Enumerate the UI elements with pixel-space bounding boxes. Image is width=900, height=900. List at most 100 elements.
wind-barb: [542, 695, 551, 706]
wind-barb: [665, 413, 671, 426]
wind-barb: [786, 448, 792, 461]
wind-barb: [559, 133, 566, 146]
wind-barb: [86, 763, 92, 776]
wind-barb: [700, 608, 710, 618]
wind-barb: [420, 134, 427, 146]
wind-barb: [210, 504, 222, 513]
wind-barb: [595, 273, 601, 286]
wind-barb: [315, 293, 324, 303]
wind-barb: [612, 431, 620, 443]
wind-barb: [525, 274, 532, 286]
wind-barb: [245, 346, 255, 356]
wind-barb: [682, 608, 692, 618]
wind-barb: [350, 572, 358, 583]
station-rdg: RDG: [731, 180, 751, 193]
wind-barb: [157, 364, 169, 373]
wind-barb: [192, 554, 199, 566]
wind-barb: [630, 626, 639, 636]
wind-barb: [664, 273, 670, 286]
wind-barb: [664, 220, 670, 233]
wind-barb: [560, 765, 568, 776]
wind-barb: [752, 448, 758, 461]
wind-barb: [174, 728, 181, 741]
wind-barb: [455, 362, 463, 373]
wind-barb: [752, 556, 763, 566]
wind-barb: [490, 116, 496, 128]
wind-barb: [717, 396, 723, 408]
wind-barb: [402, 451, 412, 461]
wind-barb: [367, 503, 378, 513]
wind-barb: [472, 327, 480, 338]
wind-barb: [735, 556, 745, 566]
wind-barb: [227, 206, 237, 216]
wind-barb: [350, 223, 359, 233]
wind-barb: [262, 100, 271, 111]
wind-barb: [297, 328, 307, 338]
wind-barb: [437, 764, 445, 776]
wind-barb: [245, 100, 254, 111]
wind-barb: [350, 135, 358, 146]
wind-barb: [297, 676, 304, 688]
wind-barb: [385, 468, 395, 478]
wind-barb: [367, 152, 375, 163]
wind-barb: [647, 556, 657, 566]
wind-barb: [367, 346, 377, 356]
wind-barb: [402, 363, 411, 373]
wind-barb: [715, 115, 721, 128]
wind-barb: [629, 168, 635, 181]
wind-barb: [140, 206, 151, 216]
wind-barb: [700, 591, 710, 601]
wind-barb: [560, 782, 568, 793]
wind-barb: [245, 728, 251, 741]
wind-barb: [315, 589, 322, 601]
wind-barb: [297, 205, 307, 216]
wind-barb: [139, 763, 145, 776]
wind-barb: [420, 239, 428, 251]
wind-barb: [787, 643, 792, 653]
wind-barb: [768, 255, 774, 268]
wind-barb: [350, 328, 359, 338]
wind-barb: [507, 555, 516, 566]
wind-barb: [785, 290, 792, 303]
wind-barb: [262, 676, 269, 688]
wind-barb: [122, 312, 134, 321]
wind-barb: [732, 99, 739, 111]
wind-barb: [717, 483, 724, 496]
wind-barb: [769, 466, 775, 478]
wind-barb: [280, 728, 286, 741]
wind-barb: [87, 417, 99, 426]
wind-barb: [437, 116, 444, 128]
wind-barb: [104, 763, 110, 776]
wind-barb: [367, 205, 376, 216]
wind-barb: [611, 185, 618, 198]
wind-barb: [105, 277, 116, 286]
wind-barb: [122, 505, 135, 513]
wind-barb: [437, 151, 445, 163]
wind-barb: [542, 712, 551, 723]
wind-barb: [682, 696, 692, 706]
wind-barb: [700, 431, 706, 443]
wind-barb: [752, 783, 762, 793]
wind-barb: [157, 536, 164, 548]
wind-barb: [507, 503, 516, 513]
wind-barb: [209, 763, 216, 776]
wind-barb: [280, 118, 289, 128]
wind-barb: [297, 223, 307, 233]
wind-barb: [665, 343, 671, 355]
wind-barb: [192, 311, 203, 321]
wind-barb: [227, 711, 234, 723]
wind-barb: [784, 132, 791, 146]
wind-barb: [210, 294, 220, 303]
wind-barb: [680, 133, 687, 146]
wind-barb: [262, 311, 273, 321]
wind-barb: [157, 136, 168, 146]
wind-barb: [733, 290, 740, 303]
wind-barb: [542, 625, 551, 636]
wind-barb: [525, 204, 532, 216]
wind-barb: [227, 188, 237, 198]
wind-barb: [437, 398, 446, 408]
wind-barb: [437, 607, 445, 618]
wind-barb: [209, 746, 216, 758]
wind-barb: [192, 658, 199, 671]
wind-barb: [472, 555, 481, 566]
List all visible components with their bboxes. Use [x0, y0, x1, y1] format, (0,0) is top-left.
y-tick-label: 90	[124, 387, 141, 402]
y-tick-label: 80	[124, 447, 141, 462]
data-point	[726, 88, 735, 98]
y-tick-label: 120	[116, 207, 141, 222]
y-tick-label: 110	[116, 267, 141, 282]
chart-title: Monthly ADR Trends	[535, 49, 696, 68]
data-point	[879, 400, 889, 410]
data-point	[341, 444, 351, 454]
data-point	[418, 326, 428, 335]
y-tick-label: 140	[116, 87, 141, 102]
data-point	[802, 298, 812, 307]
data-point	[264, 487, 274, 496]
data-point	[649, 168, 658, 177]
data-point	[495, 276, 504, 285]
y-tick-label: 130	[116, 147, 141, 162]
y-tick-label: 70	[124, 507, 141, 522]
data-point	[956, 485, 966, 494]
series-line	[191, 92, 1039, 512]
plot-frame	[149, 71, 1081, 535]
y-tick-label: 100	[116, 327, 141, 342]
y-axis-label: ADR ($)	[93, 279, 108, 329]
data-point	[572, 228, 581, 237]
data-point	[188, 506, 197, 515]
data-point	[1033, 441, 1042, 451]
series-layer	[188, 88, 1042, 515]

WORK TO BE COMPLETED:
Convert every line of the data above into a Markdown table with the columns Row and Line. Number the rows in order and leave out blank lines.

TASK ANSWER:
| Row | Line |
|---|---|
| 1 | Enumerate the UI elements with pixel-space bounding boxes. Image is width=900, height=900. List at most 100 elements. |
| 2 | wind-barb: [542, 695, 551, 706] |
| 3 | wind-barb: [665, 413, 671, 426] |
| 4 | wind-barb: [786, 448, 792, 461] |
| 5 | wind-barb: [559, 133, 566, 146] |
| 6 | wind-barb: [86, 763, 92, 776] |
| 7 | wind-barb: [700, 608, 710, 618] |
| 8 | wind-barb: [420, 134, 427, 146] |
| 9 | wind-barb: [210, 504, 222, 513] |
| 10 | wind-barb: [595, 273, 601, 286] |
| 11 | wind-barb: [315, 293, 324, 303] |
| 12 | wind-barb: [612, 431, 620, 443] |
| 13 | wind-barb: [525, 274, 532, 286] |
| 14 | wind-barb: [245, 346, 255, 356] |
| 15 | wind-barb: [682, 608, 692, 618] |
| 16 | wind-barb: [350, 572, 358, 583] |
| 17 | station-rdg: RDG: [731, 180, 751, 193] |
| 18 | wind-barb: [157, 364, 169, 373] |
| 19 | wind-barb: [192, 554, 199, 566] |
| 20 | wind-barb: [630, 626, 639, 636] |
| 21 | wind-barb: [664, 273, 670, 286] |
| 22 | wind-barb: [664, 220, 670, 233] |
| 23 | wind-barb: [560, 765, 568, 776] |
| 24 | wind-barb: [752, 448, 758, 461] |
| 25 | wind-barb: [174, 728, 181, 741] |
| 26 | wind-barb: [455, 362, 463, 373] |
| 27 | wind-barb: [752, 556, 763, 566] |
| 28 | wind-barb: [490, 116, 496, 128] |
| 29 | wind-barb: [717, 396, 723, 408] |
| 30 | wind-barb: [402, 451, 412, 461] |
| 31 | wind-barb: [367, 503, 378, 513] |
| 32 | wind-barb: [472, 327, 480, 338] |
| 33 | wind-barb: [735, 556, 745, 566] |
| 34 | wind-barb: [227, 206, 237, 216] |
| 35 | wind-barb: [350, 223, 359, 233] |
| 36 | wind-barb: [262, 100, 271, 111] |
| 37 | wind-barb: [297, 328, 307, 338] |
| 38 | wind-barb: [437, 764, 445, 776] |
| 39 | wind-barb: [245, 100, 254, 111] |
| 40 | wind-barb: [350, 135, 358, 146] |
| 41 | wind-barb: [297, 676, 304, 688] |
| 42 | wind-barb: [385, 468, 395, 478] |
| 43 | wind-barb: [367, 152, 375, 163] |
| 44 | wind-barb: [647, 556, 657, 566] |
| 45 | wind-barb: [367, 346, 377, 356] |
| 46 | wind-barb: [402, 363, 411, 373] |
| 47 | wind-barb: [715, 115, 721, 128] |
| 48 | wind-barb: [629, 168, 635, 181] |
| 49 | wind-barb: [140, 206, 151, 216] |
| 50 | wind-barb: [700, 591, 710, 601] |
| 51 | wind-barb: [560, 782, 568, 793] |
| 52 | wind-barb: [245, 728, 251, 741] |
| 53 | wind-barb: [315, 589, 322, 601] |
| 54 | wind-barb: [297, 205, 307, 216] |
| 55 | wind-barb: [139, 763, 145, 776] |
| 56 | wind-barb: [420, 239, 428, 251] |
| 57 | wind-barb: [787, 643, 792, 653] |
| 58 | wind-barb: [768, 255, 774, 268] |
| 59 | wind-barb: [350, 328, 359, 338] |
| 60 | wind-barb: [507, 555, 516, 566] |
| 61 | wind-barb: [785, 290, 792, 303] |
| 62 | wind-barb: [262, 676, 269, 688] |
| 63 | wind-barb: [122, 312, 134, 321] |
| 64 | wind-barb: [732, 99, 739, 111] |
| 65 | wind-barb: [717, 483, 724, 496] |
| 66 | wind-barb: [769, 466, 775, 478] |
| 67 | wind-barb: [280, 728, 286, 741] |
| 68 | wind-barb: [87, 417, 99, 426] |
| 69 | wind-barb: [437, 116, 444, 128] |
| 70 | wind-barb: [104, 763, 110, 776] |
| 71 | wind-barb: [367, 205, 376, 216] |
| 72 | wind-barb: [611, 185, 618, 198] |
| 73 | wind-barb: [105, 277, 116, 286] |
| 74 | wind-barb: [122, 505, 135, 513] |
| 75 | wind-barb: [437, 151, 445, 163] |
| 76 | wind-barb: [542, 712, 551, 723] |
| 77 | wind-barb: [682, 696, 692, 706] |
| 78 | wind-barb: [700, 431, 706, 443] |
| 79 | wind-barb: [752, 783, 762, 793] |
| 80 | wind-barb: [157, 536, 164, 548] |
| 81 | wind-barb: [507, 503, 516, 513] |
| 82 | wind-barb: [209, 763, 216, 776] |
| 83 | wind-barb: [280, 118, 289, 128] |
| 84 | wind-barb: [297, 223, 307, 233] |
| 85 | wind-barb: [665, 343, 671, 355] |
| 86 | wind-barb: [192, 311, 203, 321] |
| 87 | wind-barb: [227, 711, 234, 723] |
| 88 | wind-barb: [784, 132, 791, 146] |
| 89 | wind-barb: [210, 294, 220, 303] |
| 90 | wind-barb: [680, 133, 687, 146] |
| 91 | wind-barb: [262, 311, 273, 321] |
| 92 | wind-barb: [157, 136, 168, 146] |
| 93 | wind-barb: [733, 290, 740, 303] |
| 94 | wind-barb: [542, 625, 551, 636] |
| 95 | wind-barb: [525, 204, 532, 216] |
| 96 | wind-barb: [227, 188, 237, 198] |
| 97 | wind-barb: [437, 398, 446, 408] |
| 98 | wind-barb: [437, 607, 445, 618] |
| 99 | wind-barb: [209, 746, 216, 758] |
| 100 | wind-barb: [192, 658, 199, 671] |
| 101 | wind-barb: [472, 555, 481, 566] |
| 102 | List all visible components with their bboxes. Use [x0, y0, x1, y1] format, (0,0) is top-left. |
| 103 | y-tick-label: 90	[124, 387, 141, 402] |
| 104 | y-tick-label: 80	[124, 447, 141, 462] |
| 105 | data-point	[726, 88, 735, 98] |
| 106 | y-tick-label: 120	[116, 207, 141, 222] |
| 107 | y-tick-label: 110	[116, 267, 141, 282] |
| 108 | chart-title: Monthly ADR Trends	[535, 49, 696, 68] |
| 109 | data-point	[879, 400, 889, 410] |
| 110 | data-point	[341, 444, 351, 454] |
| 111 | data-point	[418, 326, 428, 335] |
| 112 | y-tick-label: 140	[116, 87, 141, 102] |
| 113 | data-point	[802, 298, 812, 307] |
| 114 | data-point	[264, 487, 274, 496] |
| 115 | data-point	[649, 168, 658, 177] |
| 116 | data-point	[495, 276, 504, 285] |
| 117 | y-tick-label: 130	[116, 147, 141, 162] |
| 118 | y-tick-label: 70	[124, 507, 141, 522] |
| 119 | data-point	[956, 485, 966, 494] |
| 120 | series-line	[191, 92, 1039, 512] |
| 121 | plot-frame	[149, 71, 1081, 535] |
| 122 | y-tick-label: 100	[116, 327, 141, 342] |
| 123 | y-axis-label: ADR ($)	[93, 279, 108, 329] |
| 124 | data-point	[572, 228, 581, 237] |
| 125 | data-point	[188, 506, 197, 515] |
| 126 | data-point	[1033, 441, 1042, 451] |
| 127 | series-layer	[188, 88, 1042, 515] |